> [Data shown]:
........

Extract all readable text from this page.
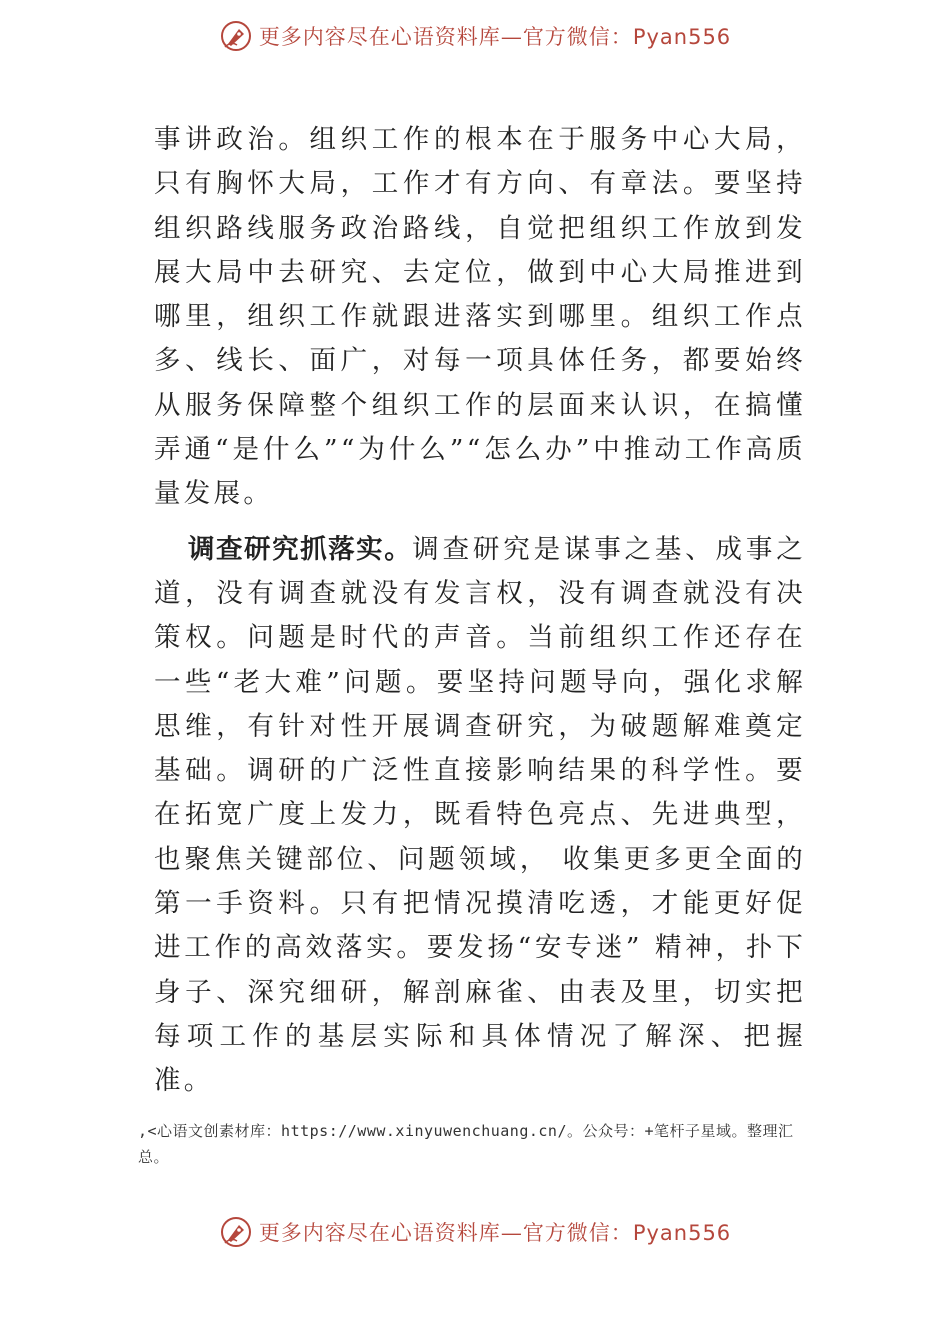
更多内容尽在心语资料库—官方微信：Pyan556

事讲政治。组织工作的根本在于服务中心大局，只有胸怀大局，工作才有方向、有章法。要坚持组织路线服务政治路线，自觉把组织工作放到发展大局中去研究、去定位，做到中心大局推进到哪里，组织工作就跟进落实到哪里。组织工作点多、线长、面广，对每一项具体任务，都要始终从服务保障整个组织工作的层面来认识，在搞懂弄通“是什么”“为什么”“怎么办”中推动工作高质量发展。

调查研究抓落实。调查研究是谋事之基、成事之道，没有调查就没有发言权，没有调查就没有决策权。问题是时代的声音。当前组织工作还存在一些“老大难”问题。要坚持问题导向，强化求解思维，有针对性开展调查研究，为破题解难奠定基础。调研的广泛性直接影响结果的科学性。要在拓宽广度上发力，既看特色亮点、先进典型，也聚焦关键部位、问题领域， 收集更多更全面的第一手资料。只有把情况摸清吃透，才能更好促进工作的高效落实。要发扬“安专迷” 精神，扑下身子、深究细研，解剖麻雀、由表及里，切实把每项工作的基层实际和具体情况了解深、把握准。

,<心语文创素材库：https://www.xinyuwenchuang.cn/。公众号：+笔杆子星域。整理汇总。
更多内容尽在心语资料库—官方微信：Pyan556
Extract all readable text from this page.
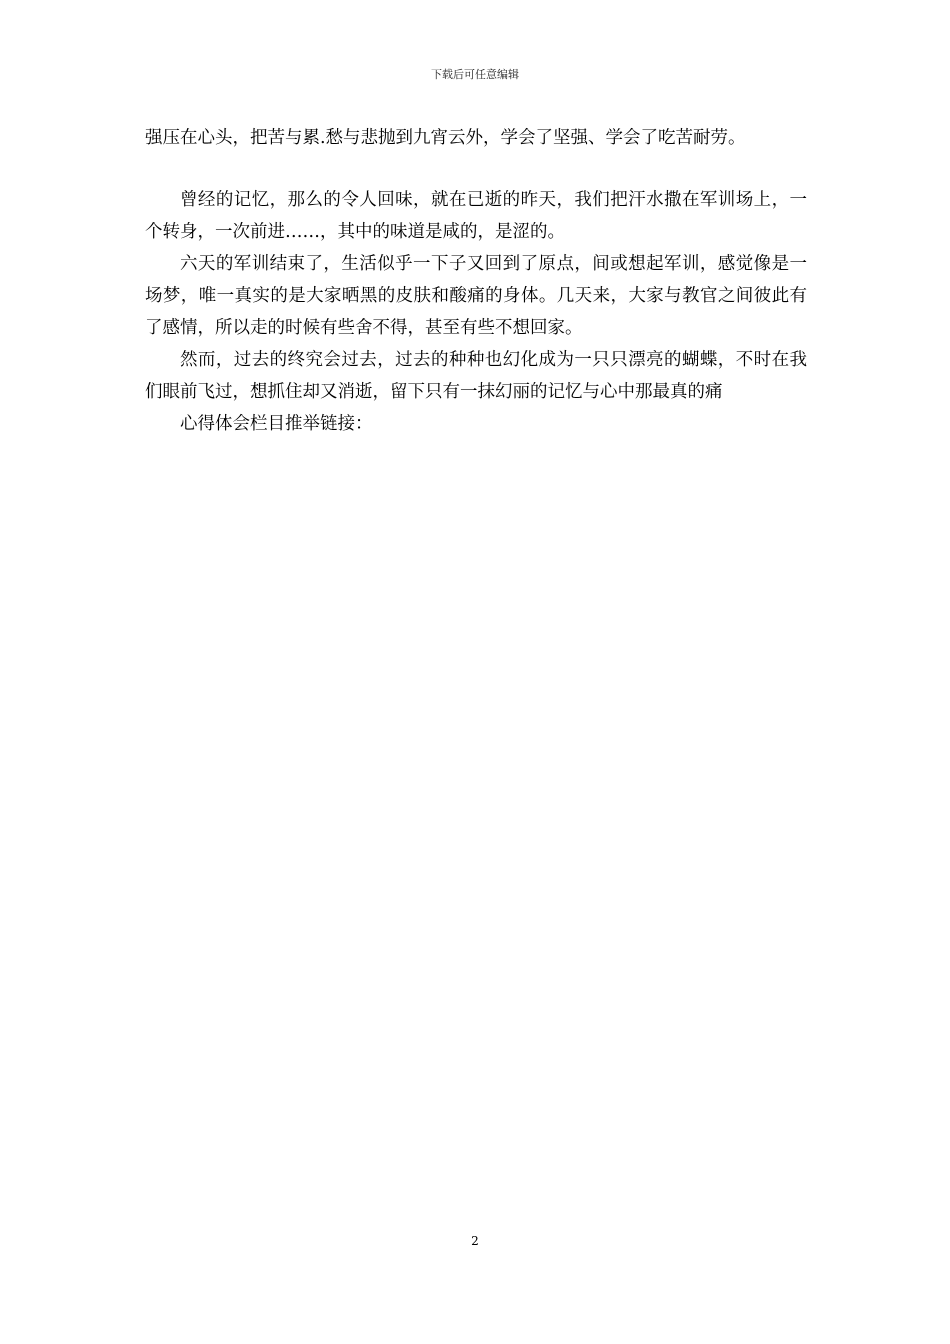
下载后可任意编辑

强压在心头，把苦与累.愁与悲抛到九宵云外，学会了坚强、学会了吃苦耐劳。

曾经的记忆，那么的令人回味，就在已逝的昨天，我们把汗水撒在军训场上，一个转身，一次前进……，其中的味道是咸的，是涩的。

六天的军训结束了，生活似乎一下子又回到了原点，间或想起军训，感觉像是一场梦，唯一真实的是大家晒黑的皮肤和酸痛的身体。几天来，大家与教官之间彼此有了感情，所以走的时候有些舍不得，甚至有些不想回家。

然而，过去的终究会过去，过去的种种也幻化成为一只只漂亮的蝴蝶，不时在我们眼前飞过，想抓住却又消逝，留下只有一抹幻丽的记忆与心中那最真的痛

心得体会栏目推举链接：

2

........

> [Given request]: All records above are to be printed exactly, minus the pictures they contain.

> [The output]:
Extract all readable text from this page.
更多内容尽在心语资料库—官方微信：Pyan556

事讲政治。组织工作的根本在于服务中心大局，只有胸怀大局，工作才有方向、有章法。要坚持组织路线服务政治路线，自觉把组织工作放到发展大局中去研究、去定位，做到中心大局推进到哪里，组织工作就跟进落实到哪里。组织工作点多、线长、面广，对每一项具体任务，都要始终从服务保障整个组织工作的层面来认识，在搞懂弄通“是什么”“为什么”“怎么办”中推动工作高质量发展。

调查研究抓落实。调查研究是谋事之基、成事之道，没有调查就没有发言权，没有调查就没有决策权。问题是时代的声音。当前组织工作还存在一些“老大难”问题。要坚持问题导向，强化求解思维，有针对性开展调查研究，为破题解难奠定基础。调研的广泛性直接影响结果的科学性。要在拓宽广度上发力，既看特色亮点、先进典型，也聚焦关键部位、问题领域， 收集更多更全面的第一手资料。只有把情况摸清吃透，才能更好促进工作的高效落实。要发扬“安专迷” 精神，扑下身子、深究细研，解剖麻雀、由表及里，切实把每项工作的基层实际和具体情况了解深、把握准。

,<心语文创素材库：https://www.xinyuwenchuang.cn/。公众号：+笔杆子星域。整理汇总。
更多内容尽在心语资料库—官方微信：Pyan556
Extract all readable text from this page.
下载后可任意编辑

强压在心头，把苦与累.愁与悲抛到九宵云外，学会了坚强、学会了吃苦耐劳。

曾经的记忆，那么的令人回味，就在已逝的昨天，我们把汗水撒在军训场上，一个转身，一次前进……，其中的味道是咸的，是涩的。

六天的军训结束了，生活似乎一下子又回到了原点，间或想起军训，感觉像是一场梦，唯一真实的是大家晒黑的皮肤和酸痛的身体。几天来，大家与教官之间彼此有了感情，所以走的时候有些舍不得，甚至有些不想回家。

然而，过去的终究会过去，过去的种种也幻化成为一只只漂亮的蝴蝶，不时在我们眼前飞过，想抓住却又消逝，留下只有一抹幻丽的记忆与心中那最真的痛

心得体会栏目推举链接：

2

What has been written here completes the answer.